## MATERIALS PROVIDED

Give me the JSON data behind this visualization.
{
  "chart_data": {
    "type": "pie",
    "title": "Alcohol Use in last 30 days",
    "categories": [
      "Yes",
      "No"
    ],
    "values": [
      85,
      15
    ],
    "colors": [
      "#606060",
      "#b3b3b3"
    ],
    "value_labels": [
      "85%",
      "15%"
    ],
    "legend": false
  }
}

## GOAL
Extract the data exactly as given.

## EXPECTED ANSWER
Give me the JSON data behind this visualization.
{
  "chart_data": {
    "type": "pie",
    "title": "Alcohol Use in last 30 days",
    "categories": [
      "Yes",
      "No"
    ],
    "values": [
      85,
      15
    ],
    "colors": [
      "#606060",
      "#b3b3b3"
    ],
    "value_labels": [
      "85%",
      "15%"
    ],
    "legend": false
  }
}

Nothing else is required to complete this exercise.